• _Given problem_: Your task is to filter the data below down to the lines holding "screenshot".

• _Data extract_:

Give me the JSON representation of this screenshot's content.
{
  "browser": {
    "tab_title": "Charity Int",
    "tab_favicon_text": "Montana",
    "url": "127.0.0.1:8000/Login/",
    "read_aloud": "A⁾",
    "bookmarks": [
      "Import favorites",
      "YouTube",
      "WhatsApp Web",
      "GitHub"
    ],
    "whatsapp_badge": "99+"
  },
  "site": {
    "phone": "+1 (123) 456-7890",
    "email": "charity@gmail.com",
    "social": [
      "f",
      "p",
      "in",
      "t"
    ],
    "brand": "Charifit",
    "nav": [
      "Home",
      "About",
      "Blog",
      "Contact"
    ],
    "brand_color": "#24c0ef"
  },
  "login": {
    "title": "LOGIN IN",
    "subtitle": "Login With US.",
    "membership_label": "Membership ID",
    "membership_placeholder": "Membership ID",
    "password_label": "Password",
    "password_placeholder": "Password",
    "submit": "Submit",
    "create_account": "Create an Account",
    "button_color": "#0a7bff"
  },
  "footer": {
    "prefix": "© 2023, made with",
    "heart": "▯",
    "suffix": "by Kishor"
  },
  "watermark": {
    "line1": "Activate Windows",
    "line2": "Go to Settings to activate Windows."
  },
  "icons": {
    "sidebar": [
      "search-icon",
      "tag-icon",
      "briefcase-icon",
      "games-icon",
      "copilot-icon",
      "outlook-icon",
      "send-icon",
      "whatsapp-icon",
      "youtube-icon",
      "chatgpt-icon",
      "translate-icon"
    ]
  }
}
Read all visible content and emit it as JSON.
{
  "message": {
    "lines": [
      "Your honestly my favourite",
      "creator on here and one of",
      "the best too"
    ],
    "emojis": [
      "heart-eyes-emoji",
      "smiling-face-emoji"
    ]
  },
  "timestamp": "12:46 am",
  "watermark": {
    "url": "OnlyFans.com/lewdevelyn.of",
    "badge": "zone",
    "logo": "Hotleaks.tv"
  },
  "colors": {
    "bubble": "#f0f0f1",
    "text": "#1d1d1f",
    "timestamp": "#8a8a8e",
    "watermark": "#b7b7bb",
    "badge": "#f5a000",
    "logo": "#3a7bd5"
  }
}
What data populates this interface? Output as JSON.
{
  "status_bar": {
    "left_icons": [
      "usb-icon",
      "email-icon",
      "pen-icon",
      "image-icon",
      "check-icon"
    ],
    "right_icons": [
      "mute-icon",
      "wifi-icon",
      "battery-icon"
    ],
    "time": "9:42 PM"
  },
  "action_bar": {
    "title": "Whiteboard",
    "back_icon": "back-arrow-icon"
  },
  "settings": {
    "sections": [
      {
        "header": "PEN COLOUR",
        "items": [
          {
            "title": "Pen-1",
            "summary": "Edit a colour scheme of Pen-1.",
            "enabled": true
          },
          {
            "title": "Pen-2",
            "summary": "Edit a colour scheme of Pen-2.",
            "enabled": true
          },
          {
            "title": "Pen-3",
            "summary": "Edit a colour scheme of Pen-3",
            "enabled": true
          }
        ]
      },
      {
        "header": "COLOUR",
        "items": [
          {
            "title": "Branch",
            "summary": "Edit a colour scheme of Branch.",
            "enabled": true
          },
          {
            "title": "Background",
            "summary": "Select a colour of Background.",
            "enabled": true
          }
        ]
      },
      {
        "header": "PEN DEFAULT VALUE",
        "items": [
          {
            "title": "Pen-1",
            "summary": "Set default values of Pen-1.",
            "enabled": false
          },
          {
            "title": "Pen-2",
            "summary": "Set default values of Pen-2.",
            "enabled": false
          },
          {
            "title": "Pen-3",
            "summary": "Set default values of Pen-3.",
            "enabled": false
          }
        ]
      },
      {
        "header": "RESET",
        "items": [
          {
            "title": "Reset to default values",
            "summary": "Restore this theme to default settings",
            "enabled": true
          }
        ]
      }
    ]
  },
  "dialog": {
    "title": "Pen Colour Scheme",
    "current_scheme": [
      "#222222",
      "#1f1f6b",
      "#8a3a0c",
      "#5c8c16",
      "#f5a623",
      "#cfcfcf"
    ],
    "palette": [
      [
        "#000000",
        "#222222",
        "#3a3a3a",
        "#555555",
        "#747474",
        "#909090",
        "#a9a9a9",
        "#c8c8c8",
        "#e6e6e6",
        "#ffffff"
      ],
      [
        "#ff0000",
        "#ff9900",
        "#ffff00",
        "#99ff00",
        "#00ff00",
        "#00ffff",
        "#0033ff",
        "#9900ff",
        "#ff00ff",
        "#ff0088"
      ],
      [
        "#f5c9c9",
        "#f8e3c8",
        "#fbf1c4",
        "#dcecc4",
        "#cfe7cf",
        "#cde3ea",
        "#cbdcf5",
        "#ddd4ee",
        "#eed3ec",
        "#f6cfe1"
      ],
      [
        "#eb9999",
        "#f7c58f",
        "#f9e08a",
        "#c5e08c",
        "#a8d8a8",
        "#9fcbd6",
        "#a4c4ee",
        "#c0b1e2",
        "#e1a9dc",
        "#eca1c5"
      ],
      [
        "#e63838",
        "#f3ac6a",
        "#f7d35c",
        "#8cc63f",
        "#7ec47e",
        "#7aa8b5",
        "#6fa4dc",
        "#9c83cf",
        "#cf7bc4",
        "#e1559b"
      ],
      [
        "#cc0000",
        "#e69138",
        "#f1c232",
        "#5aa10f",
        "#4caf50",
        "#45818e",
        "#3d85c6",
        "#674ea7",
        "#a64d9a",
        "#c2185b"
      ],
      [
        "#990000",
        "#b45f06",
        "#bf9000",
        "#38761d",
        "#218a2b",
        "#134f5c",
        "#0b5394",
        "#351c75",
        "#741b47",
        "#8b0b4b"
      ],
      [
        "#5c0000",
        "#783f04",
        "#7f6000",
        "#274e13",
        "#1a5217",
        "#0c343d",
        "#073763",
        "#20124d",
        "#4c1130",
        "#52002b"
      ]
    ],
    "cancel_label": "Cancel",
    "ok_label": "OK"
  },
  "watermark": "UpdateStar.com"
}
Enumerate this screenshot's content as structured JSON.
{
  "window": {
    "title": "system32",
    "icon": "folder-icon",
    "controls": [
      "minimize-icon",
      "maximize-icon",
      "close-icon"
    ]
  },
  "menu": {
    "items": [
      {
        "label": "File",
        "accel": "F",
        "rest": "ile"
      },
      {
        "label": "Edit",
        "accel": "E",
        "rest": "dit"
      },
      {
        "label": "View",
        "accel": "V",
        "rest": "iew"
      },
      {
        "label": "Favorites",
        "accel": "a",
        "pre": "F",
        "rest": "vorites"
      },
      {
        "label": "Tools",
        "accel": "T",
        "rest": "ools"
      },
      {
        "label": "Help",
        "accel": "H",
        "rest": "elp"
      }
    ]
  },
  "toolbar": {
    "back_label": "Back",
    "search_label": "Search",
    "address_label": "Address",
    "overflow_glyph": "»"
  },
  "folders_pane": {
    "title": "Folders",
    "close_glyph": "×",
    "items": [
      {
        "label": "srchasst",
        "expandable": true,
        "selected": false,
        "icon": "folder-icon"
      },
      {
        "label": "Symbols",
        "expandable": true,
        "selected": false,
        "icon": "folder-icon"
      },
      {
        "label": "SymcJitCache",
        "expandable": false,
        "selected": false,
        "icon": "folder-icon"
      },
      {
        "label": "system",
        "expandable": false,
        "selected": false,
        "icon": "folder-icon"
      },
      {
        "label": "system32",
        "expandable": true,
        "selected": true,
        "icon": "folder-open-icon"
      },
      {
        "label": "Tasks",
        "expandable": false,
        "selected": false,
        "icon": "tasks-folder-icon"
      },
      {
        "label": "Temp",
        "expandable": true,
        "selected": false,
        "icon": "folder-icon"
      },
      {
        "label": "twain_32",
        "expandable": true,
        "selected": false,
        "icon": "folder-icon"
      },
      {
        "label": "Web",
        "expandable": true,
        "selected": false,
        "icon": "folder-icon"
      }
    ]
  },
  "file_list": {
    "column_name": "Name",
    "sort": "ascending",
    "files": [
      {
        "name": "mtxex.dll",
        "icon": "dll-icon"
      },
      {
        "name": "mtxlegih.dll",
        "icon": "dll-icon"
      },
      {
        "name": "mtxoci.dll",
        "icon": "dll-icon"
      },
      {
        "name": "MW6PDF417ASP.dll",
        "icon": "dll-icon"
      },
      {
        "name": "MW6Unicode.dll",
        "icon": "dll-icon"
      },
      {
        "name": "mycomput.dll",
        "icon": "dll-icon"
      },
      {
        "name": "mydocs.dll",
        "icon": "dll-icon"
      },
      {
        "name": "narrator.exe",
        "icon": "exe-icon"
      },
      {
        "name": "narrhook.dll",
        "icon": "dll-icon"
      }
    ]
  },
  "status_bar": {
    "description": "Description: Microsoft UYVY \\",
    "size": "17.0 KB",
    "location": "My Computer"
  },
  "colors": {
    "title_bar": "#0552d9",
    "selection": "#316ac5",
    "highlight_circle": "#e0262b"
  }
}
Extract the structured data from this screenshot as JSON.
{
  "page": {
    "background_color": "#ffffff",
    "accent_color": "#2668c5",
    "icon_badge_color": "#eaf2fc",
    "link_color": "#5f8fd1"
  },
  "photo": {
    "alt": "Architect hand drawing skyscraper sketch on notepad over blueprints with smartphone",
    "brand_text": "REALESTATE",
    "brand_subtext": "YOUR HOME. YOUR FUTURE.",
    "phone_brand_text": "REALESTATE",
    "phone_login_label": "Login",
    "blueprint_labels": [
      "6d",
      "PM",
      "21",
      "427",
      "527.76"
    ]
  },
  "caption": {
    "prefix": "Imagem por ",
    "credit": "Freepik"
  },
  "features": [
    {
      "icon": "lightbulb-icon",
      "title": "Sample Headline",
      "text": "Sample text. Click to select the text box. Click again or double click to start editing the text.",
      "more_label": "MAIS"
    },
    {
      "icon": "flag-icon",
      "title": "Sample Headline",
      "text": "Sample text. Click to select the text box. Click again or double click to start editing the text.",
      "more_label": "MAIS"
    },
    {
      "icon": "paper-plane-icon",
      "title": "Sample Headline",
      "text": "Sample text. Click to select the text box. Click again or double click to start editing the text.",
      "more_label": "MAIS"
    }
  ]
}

• _Response to this task_:
Give me the JSON representation of this screenshot's content.
Enumerate this screenshot's content as structured JSON.
Extract the structured data from this screenshot as JSON.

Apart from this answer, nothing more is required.